▸ **The request**: What follows is a listing to be transcribed exactly.

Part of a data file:
>>>
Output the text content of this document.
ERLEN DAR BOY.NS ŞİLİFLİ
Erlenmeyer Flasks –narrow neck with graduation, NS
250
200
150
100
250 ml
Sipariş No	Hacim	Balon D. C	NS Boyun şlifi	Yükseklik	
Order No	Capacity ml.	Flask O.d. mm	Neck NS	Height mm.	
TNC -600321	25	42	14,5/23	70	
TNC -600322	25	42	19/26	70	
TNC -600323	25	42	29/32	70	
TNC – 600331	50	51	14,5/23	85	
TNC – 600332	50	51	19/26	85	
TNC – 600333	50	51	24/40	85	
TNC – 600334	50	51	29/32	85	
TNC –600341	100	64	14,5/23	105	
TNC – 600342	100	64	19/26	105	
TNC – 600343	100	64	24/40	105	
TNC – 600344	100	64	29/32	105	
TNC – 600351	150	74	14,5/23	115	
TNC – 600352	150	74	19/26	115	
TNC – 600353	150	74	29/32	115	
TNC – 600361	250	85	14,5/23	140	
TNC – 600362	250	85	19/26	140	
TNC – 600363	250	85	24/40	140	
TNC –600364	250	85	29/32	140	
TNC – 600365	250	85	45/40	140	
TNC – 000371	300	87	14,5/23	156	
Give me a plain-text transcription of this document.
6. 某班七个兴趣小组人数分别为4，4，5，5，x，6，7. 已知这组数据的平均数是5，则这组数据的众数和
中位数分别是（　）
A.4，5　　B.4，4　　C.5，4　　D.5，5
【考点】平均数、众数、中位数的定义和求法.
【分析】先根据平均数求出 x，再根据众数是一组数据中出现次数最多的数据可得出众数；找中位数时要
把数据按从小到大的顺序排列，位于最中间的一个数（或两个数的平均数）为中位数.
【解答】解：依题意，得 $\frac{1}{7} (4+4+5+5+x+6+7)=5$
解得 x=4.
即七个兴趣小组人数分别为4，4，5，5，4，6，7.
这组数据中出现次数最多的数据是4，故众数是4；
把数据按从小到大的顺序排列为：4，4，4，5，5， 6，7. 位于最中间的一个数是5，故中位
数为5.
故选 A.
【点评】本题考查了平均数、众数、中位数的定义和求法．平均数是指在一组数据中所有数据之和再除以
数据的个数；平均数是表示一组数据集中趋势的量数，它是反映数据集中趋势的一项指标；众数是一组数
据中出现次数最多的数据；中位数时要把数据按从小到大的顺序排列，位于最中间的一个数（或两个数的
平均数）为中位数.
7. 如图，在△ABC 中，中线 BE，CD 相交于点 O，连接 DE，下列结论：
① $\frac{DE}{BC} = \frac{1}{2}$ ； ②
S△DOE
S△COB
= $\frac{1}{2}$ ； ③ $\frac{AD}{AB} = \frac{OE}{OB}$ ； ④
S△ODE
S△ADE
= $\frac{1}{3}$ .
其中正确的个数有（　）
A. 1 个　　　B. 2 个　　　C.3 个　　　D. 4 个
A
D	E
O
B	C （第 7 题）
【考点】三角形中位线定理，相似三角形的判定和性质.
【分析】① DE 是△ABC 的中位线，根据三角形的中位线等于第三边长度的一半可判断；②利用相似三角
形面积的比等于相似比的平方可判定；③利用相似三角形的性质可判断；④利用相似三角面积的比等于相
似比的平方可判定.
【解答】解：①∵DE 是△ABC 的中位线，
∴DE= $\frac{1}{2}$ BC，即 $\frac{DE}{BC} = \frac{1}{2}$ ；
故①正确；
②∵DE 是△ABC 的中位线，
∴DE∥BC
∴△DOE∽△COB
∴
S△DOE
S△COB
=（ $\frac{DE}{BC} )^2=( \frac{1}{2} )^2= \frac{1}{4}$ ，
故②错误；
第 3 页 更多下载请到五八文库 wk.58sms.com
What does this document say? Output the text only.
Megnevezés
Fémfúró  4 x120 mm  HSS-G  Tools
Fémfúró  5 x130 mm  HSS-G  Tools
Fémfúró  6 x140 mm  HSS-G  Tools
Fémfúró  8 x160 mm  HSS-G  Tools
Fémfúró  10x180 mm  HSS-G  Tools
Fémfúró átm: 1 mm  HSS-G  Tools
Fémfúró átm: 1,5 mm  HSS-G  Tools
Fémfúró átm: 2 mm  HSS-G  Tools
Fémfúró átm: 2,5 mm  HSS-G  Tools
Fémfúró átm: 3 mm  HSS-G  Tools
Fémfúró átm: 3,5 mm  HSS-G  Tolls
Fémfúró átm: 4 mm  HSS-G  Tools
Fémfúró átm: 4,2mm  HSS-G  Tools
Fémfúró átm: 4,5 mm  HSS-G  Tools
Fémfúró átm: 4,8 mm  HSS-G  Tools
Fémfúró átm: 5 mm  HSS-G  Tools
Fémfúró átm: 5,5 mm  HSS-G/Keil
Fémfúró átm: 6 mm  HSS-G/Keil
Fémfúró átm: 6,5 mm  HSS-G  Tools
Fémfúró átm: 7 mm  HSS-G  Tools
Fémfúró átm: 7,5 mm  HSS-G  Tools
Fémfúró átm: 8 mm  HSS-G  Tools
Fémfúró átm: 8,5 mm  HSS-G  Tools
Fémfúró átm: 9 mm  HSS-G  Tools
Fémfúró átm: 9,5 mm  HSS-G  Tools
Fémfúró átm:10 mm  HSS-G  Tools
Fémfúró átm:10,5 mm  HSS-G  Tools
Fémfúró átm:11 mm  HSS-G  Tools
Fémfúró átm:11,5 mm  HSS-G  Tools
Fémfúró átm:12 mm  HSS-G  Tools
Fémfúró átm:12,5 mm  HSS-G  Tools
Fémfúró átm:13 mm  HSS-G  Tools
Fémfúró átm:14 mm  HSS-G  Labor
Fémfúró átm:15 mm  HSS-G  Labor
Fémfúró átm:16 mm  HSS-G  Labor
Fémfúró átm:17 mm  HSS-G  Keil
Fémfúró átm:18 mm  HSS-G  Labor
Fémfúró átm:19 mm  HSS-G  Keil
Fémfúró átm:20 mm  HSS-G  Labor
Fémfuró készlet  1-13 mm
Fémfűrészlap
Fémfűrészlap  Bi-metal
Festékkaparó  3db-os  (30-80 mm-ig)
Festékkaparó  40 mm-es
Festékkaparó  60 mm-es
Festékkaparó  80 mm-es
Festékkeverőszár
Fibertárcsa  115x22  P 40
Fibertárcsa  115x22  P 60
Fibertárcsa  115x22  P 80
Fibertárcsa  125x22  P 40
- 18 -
<<<
▸ **Output below**:
Output the text content of this document.
ERLEN DAR BOY.NS ŞİLİFLİ
Erlenmeyer Flasks –narrow neck with graduation, NS
250
200
150
100
250 ml
Sipariş No	Hacim	Balon D. C	NS Boyun şlifi	Yükseklik	
Order No	Capacity ml.	Flask O.d. mm	Neck NS	Height mm.	
TNC -600321	25	42	14,5/23	70	
TNC -600322	25	42	19/26	70	
TNC -600323	25	42	29/32	70	
TNC – 600331	50	51	14,5/23	85	
TNC – 600332	50	51	19/26	85	
TNC – 600333	50	51	24/40	85	
TNC – 600334	50	51	29/32	85	
TNC –600341	100	64	14,5/23	105	
TNC – 600342	100	64	19/26	105	
TNC – 600343	100	64	24/40	105	
TNC – 600344	100	64	29/32	105	
TNC – 600351	150	74	14,5/23	115	
TNC – 600352	150	74	19/26	115	
TNC – 600353	150	74	29/32	115	
TNC – 600361	250	85	14,5/23	140	
TNC – 600362	250	85	19/26	140	
TNC – 600363	250	85	24/40	140	
TNC –600364	250	85	29/32	140	
TNC – 600365	250	85	45/40	140	
TNC – 000371	300	87	14,5/23	156	
Give me a plain-text transcription of this document.
6. 某班七个兴趣小组人数分别为4，4，5，5，x，6，7. 已知这组数据的平均数是5，则这组数据的众数和
中位数分别是（　）
A.4，5　　B.4，4　　C.5，4　　D.5，5
【考点】平均数、众数、中位数的定义和求法.
【分析】先根据平均数求出 x，再根据众数是一组数据中出现次数最多的数据可得出众数；找中位数时要
把数据按从小到大的顺序排列，位于最中间的一个数（或两个数的平均数）为中位数.
【解答】解：依题意，得 $\frac{1}{7} (4+4+5+5+x+6+7)=5$
解得 x=4.
即七个兴趣小组人数分别为4，4，5，5，4，6，7.
这组数据中出现次数最多的数据是4，故众数是4；
把数据按从小到大的顺序排列为：4，4，4，5，5， 6，7. 位于最中间的一个数是5，故中位
数为5.
故选 A.
【点评】本题考查了平均数、众数、中位数的定义和求法．平均数是指在一组数据中所有数据之和再除以
数据的个数；平均数是表示一组数据集中趋势的量数，它是反映数据集中趋势的一项指标；众数是一组数
据中出现次数最多的数据；中位数时要把数据按从小到大的顺序排列，位于最中间的一个数（或两个数的
平均数）为中位数.
7. 如图，在△ABC 中，中线 BE，CD 相交于点 O，连接 DE，下列结论：
① $\frac{DE}{BC} = \frac{1}{2}$ ； ②
S△DOE
S△COB
= $\frac{1}{2}$ ； ③ $\frac{AD}{AB} = \frac{OE}{OB}$ ； ④
S△ODE
S△ADE
= $\frac{1}{3}$ .
其中正确的个数有（　）
A. 1 个　　　B. 2 个　　　C.3 个　　　D. 4 个
A
D	E
O
B	C （第 7 题）
【考点】三角形中位线定理，相似三角形的判定和性质.
【分析】① DE 是△ABC 的中位线，根据三角形的中位线等于第三边长度的一半可判断；②利用相似三角
形面积的比等于相似比的平方可判定；③利用相似三角形的性质可判断；④利用相似三角面积的比等于相
似比的平方可判定.
【解答】解：①∵DE 是△ABC 的中位线，
∴DE= $\frac{1}{2}$ BC，即 $\frac{DE}{BC} = \frac{1}{2}$ ；
故①正确；
②∵DE 是△ABC 的中位线，
∴DE∥BC
∴△DOE∽△COB
∴
S△DOE
S△COB
=（ $\frac{DE}{BC} )^2=( \frac{1}{2} )^2= \frac{1}{4}$ ，
故②错误；
第 3 页 更多下载请到五八文库 wk.58sms.com
What does this document say? Output the text only.
Megnevezés
Fémfúró  4 x120 mm  HSS-G  Tools
Fémfúró  5 x130 mm  HSS-G  Tools
Fémfúró  6 x140 mm  HSS-G  Tools
Fémfúró  8 x160 mm  HSS-G  Tools
Fémfúró  10x180 mm  HSS-G  Tools
Fémfúró átm: 1 mm  HSS-G  Tools
Fémfúró átm: 1,5 mm  HSS-G  Tools
Fémfúró átm: 2 mm  HSS-G  Tools
Fémfúró átm: 2,5 mm  HSS-G  Tools
Fémfúró átm: 3 mm  HSS-G  Tools
Fémfúró átm: 3,5 mm  HSS-G  Tolls
Fémfúró átm: 4 mm  HSS-G  Tools
Fémfúró átm: 4,2mm  HSS-G  Tools
Fémfúró átm: 4,5 mm  HSS-G  Tools
Fémfúró átm: 4,8 mm  HSS-G  Tools
Fémfúró átm: 5 mm  HSS-G  Tools
Fémfúró átm: 5,5 mm  HSS-G/Keil
Fémfúró átm: 6 mm  HSS-G/Keil
Fémfúró átm: 6,5 mm  HSS-G  Tools
Fémfúró átm: 7 mm  HSS-G  Tools
Fémfúró átm: 7,5 mm  HSS-G  Tools
Fémfúró átm: 8 mm  HSS-G  Tools
Fémfúró átm: 8,5 mm  HSS-G  Tools
Fémfúró átm: 9 mm  HSS-G  Tools
Fémfúró átm: 9,5 mm  HSS-G  Tools
Fémfúró átm:10 mm  HSS-G  Tools
Fémfúró átm:10,5 mm  HSS-G  Tools
Fémfúró átm:11 mm  HSS-G  Tools
Fémfúró átm:11,5 mm  HSS-G  Tools
Fémfúró átm:12 mm  HSS-G  Tools
Fémfúró átm:12,5 mm  HSS-G  Tools
Fémfúró átm:13 mm  HSS-G  Tools
Fémfúró átm:14 mm  HSS-G  Labor
Fémfúró átm:15 mm  HSS-G  Labor
Fémfúró átm:16 mm  HSS-G  Labor
Fémfúró átm:17 mm  HSS-G  Keil
Fémfúró átm:18 mm  HSS-G  Labor
Fémfúró átm:19 mm  HSS-G  Keil
Fémfúró átm:20 mm  HSS-G  Labor
Fémfuró készlet  1-13 mm
Fémfűrészlap
Fémfűrészlap  Bi-metal
Festékkaparó  3db-os  (30-80 mm-ig)
Festékkaparó  40 mm-es
Festékkaparó  60 mm-es
Festékkaparó  80 mm-es
Festékkeverőszár
Fibertárcsa  115x22  P 40
Fibertárcsa  115x22  P 60
Fibertárcsa  115x22  P 80
Fibertárcsa  125x22  P 40
- 18 -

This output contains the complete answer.